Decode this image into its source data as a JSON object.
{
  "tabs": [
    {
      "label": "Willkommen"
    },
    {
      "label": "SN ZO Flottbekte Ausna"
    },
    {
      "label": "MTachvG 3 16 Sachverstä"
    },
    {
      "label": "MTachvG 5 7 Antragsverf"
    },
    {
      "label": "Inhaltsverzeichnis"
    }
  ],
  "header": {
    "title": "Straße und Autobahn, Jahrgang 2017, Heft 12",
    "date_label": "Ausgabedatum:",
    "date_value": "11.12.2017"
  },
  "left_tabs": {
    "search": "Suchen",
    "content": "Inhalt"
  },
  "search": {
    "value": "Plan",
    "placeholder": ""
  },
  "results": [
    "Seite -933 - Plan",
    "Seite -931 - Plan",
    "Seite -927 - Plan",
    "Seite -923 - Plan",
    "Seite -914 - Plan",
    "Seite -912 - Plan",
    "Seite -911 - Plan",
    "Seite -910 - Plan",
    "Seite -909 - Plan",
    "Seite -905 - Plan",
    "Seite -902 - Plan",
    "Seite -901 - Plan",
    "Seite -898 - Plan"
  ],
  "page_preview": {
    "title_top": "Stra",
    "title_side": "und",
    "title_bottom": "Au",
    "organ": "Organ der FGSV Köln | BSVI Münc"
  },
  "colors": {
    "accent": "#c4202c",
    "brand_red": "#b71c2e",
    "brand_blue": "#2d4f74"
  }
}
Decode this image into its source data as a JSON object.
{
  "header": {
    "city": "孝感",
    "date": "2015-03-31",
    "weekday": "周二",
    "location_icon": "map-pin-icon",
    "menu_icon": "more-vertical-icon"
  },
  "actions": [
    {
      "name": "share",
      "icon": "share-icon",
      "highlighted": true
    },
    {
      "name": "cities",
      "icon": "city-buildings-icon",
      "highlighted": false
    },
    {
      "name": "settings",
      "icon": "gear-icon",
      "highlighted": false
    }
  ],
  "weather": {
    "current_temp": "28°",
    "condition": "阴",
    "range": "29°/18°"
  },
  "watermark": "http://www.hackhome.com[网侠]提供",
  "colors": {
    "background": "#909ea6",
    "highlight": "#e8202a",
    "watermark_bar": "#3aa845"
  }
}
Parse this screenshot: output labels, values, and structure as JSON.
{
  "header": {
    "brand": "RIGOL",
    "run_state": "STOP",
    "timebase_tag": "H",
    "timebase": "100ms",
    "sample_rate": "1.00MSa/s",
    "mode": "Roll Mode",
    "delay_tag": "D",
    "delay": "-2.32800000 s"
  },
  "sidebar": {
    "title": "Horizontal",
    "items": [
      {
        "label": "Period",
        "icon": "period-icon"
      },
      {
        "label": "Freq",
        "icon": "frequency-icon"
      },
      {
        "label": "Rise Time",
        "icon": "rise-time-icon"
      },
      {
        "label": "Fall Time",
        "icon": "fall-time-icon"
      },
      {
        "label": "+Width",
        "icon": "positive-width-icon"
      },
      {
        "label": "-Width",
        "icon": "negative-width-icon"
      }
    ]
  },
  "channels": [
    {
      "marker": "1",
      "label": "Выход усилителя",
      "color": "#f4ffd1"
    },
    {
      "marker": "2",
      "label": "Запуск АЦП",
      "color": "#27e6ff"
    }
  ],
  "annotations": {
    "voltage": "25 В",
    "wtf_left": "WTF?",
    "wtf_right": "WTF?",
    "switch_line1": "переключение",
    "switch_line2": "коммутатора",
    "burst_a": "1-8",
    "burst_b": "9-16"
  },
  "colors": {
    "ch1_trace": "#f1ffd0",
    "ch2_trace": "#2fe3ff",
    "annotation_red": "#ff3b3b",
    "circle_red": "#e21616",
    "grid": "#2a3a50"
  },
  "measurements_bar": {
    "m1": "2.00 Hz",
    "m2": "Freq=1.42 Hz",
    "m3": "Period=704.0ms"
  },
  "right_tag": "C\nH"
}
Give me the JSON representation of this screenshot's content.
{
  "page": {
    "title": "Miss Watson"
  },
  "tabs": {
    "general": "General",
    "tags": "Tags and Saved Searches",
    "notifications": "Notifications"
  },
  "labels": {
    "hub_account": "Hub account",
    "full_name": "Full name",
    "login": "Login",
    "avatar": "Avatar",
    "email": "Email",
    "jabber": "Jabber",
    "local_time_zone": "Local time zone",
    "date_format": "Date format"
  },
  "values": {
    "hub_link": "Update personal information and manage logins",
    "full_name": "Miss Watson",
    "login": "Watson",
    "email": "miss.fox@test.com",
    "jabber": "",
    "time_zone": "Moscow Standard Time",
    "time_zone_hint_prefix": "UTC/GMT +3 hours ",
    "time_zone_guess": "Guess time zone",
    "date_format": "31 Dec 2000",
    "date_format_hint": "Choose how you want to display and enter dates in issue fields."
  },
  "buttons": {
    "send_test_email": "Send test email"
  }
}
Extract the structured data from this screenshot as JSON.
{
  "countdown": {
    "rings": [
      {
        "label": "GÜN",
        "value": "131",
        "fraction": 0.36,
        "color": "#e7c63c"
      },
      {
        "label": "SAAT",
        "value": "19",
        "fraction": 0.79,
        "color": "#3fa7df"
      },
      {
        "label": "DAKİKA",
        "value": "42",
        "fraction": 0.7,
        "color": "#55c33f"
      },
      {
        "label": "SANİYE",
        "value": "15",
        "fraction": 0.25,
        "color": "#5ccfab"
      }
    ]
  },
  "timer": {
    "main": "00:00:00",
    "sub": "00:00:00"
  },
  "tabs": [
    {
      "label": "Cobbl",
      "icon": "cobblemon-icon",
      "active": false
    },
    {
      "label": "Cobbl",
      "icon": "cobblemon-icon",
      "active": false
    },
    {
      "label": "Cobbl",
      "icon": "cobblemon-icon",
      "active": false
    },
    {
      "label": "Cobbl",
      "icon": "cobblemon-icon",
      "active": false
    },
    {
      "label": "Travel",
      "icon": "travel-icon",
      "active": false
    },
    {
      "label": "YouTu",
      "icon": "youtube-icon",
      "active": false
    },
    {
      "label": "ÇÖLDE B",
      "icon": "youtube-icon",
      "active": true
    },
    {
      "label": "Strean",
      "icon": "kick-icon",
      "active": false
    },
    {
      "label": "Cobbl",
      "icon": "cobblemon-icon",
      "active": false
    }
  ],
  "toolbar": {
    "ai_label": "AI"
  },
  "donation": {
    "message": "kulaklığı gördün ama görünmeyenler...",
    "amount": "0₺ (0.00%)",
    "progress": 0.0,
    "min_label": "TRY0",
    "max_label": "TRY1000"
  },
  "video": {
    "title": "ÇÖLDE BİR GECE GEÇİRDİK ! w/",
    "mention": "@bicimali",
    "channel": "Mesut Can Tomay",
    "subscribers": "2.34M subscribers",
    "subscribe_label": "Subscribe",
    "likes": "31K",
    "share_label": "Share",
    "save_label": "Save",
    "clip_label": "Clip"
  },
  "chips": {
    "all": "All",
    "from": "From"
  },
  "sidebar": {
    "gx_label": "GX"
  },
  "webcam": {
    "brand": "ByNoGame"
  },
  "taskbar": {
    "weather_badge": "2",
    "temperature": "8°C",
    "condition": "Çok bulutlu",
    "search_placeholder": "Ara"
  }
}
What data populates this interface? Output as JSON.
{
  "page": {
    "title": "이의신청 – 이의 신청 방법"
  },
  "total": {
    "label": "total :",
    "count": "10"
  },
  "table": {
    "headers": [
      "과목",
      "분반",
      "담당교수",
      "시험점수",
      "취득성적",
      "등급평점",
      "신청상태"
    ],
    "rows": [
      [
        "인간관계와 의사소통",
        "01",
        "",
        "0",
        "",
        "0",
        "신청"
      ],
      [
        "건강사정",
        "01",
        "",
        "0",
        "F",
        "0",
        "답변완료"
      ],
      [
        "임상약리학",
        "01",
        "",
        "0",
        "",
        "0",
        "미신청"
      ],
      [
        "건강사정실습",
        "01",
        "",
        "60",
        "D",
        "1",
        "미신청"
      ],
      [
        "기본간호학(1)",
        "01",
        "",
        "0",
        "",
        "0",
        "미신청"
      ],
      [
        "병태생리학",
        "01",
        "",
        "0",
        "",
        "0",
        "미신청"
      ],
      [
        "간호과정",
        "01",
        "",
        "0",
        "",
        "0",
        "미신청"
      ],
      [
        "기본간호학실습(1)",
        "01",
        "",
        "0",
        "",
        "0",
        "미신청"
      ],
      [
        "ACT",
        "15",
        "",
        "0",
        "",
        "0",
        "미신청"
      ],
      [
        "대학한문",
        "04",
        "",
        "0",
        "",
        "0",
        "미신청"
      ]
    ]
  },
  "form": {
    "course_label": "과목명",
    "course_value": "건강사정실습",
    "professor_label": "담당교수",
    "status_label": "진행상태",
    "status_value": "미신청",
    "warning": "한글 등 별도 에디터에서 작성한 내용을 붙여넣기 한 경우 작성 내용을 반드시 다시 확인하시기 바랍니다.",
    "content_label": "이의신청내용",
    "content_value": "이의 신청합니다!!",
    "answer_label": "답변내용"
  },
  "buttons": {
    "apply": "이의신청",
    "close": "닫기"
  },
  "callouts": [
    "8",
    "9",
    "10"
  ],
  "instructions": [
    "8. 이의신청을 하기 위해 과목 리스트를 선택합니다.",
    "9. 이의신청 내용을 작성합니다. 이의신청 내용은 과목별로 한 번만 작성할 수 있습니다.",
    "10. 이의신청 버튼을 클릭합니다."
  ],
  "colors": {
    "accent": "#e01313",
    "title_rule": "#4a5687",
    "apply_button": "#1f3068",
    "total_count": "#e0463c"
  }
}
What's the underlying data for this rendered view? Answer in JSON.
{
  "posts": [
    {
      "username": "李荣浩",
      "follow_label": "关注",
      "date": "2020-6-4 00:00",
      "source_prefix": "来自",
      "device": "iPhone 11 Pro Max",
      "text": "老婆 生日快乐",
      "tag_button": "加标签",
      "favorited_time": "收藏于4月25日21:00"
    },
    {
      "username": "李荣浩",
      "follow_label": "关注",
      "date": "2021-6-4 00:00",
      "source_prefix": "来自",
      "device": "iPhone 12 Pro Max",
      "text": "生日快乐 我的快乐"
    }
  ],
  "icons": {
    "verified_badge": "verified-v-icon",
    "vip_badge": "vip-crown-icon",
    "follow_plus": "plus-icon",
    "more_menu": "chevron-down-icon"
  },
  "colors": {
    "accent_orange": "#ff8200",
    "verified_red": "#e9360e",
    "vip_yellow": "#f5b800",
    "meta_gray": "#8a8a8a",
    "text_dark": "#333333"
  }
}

■ ■ ■ ■

● YOUR GOAL
Scan the material above. Extract every line in which the word "data" occurs.

● RESULT FOR THIS TASK
Decode this image into its source data as a JSON object.
Decode this image into its source data as a JSON object.
Extract the structured data from this screenshot as JSON.
What data populates this interface? Output as JSON.
What's the underlying data for this rendered view? Answer in JSON.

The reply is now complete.